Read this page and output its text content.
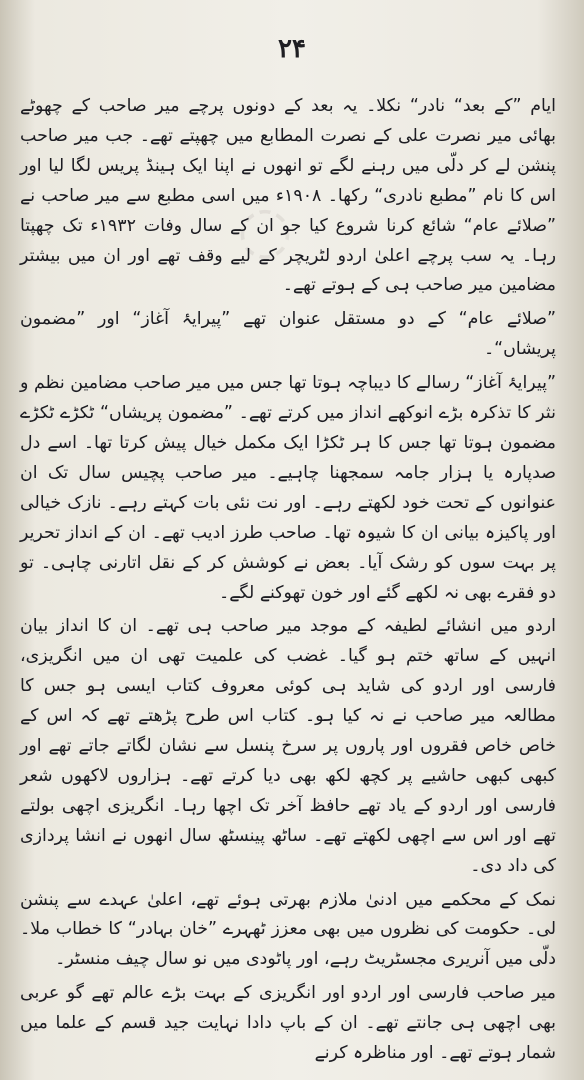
◌
۲۴

ایام ”کے بعد“ نادر“ نکلا۔ یہ بعد کے دونوں پرچے میر صاحب کے چھوٹے بھائی میر نصرت علی کے نصرت المطابع میں چھپتے تھے۔ جب میر صاحب پنشن لے کر دلّی میں رہنے لگے تو انھوں نے اپنا ایک ہینڈ پریس لگا لیا اور اس کا نام ”مطبع نادری“ رکھا۔ ۱۹۰۸ء میں اسی مطبع سے میر صاحب نے ”صلائے عام“ شائع کرنا شروع کیا جو ان کے سال وفات ۱۹۳۲ء تک چھپتا رہا۔ یہ سب پرچے اعلیٰ اردو لٹریچر کے لیے وقف تھے اور ان میں بیشتر مضامین میر صاحب ہی کے ہوتے تھے۔

”صلائے عام“ کے دو مستقل عنوان تھے ”پیرایۂ آغاز“ اور ”مضمون پریشاں“۔

”پیرایۂ آغاز“ رسالے کا دیباچہ ہوتا تھا جس میں میر صاحب مضامین نظم و نثر کا تذکرہ بڑے انوکھے انداز میں کرتے تھے۔ ”مضمون پریشاں“ ٹکڑے ٹکڑے مضمون ہوتا تھا جس کا ہر ٹکڑا ایک مکمل خیال پیش کرتا تھا۔ اسے دل صدپارہ یا ہزار جامہ سمجھنا چاہیے۔ میر صاحب پچیس سال تک ان عنوانوں کے تحت خود لکھتے رہے۔ اور نت نئی بات کہتے رہے۔ نازک خیالی اور پاکیزہ بیانی ان کا شیوہ تھا۔ صاحب طرز ادیب تھے۔ ان کے انداز تحریر پر بہت سوں کو رشک آیا۔ بعض نے کوشش کر کے نقل اتارنی چاہی۔ تو دو فقرے بھی نہ لکھے گئے اور خون تھوکنے لگے۔

اردو میں انشائے لطیفہ کے موجد میر صاحب ہی تھے۔ ان کا انداز بیان انہیں کے ساتھ ختم ہو گیا۔ غضب کی علمیت تھی ان میں انگریزی، فارسی اور اردو کی شاید ہی کوئی معروف کتاب ایسی ہو جس کا مطالعہ میر صاحب نے نہ کیا ہو۔ کتاب اس طرح پڑھتے تھے کہ اس کے خاص خاص فقروں اور پاروں پر سرخ پنسل سے نشان لگاتے جاتے تھے اور کبھی کبھی حاشیے پر کچھ لکھ بھی دیا کرتے تھے۔ ہزاروں لاکھوں شعر فارسی اور اردو کے یاد تھے حافظ آخر تک اچھا رہا۔ انگریزی اچھی بولتے تھے اور اس سے اچھی لکھتے تھے۔ ساٹھ پینسٹھ سال انھوں نے انشا پردازی کی داد دی۔

نمک کے محکمے میں ادنیٰ ملازم بھرتی ہوئے تھے، اعلیٰ عہدے سے پنشن لی۔ حکومت کی نظروں میں بھی معزز ٹھہرے ”خان بہادر“ کا خطاب ملا۔ دلّی میں آنریری مجسٹریٹ رہے، اور پاٹودی میں نو سال چیف منسٹر۔

میر صاحب فارسی اور اردو اور انگریزی کے بہت بڑے عالم تھے گو عربی بھی اچھی ہی جانتے تھے۔ ان کے باپ دادا نہایت جید قسم کے علما میں شمار ہوتے تھے۔ اور مناظرہ کرنے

### THE PROBLEM
Pick out each line above that includes "صلائے" and show it.

### REPLY
ایام ”کے بعد“ نادر“ نکلا۔ یہ بعد کے دونوں پرچے میر صاحب کے چھوٹے بھائی میر نصرت علی کے نصرت المطابع میں چھپتے تھے۔ جب میر صاحب پنشن لے کر دلّی میں رہنے لگے تو انھوں نے اپنا ایک ہینڈ پریس لگا لیا اور اس کا نام ”مطبع نادری“ رکھا۔ ۱۹۰۸ء میں اسی مطبع سے میر صاحب نے ”صلائے عام“ شائع کرنا شروع کیا جو ان کے سال وفات ۱۹۳۲ء تک چھپتا رہا۔ یہ سب پرچے اعلیٰ اردو لٹریچر کے لیے وقف تھے اور ان میں بیشتر مضامین میر صاحب ہی کے ہوتے تھے۔
”صلائے عام“ کے دو مستقل عنوان تھے ”پیرایۂ آغاز“ اور ”مضمون پریشاں“۔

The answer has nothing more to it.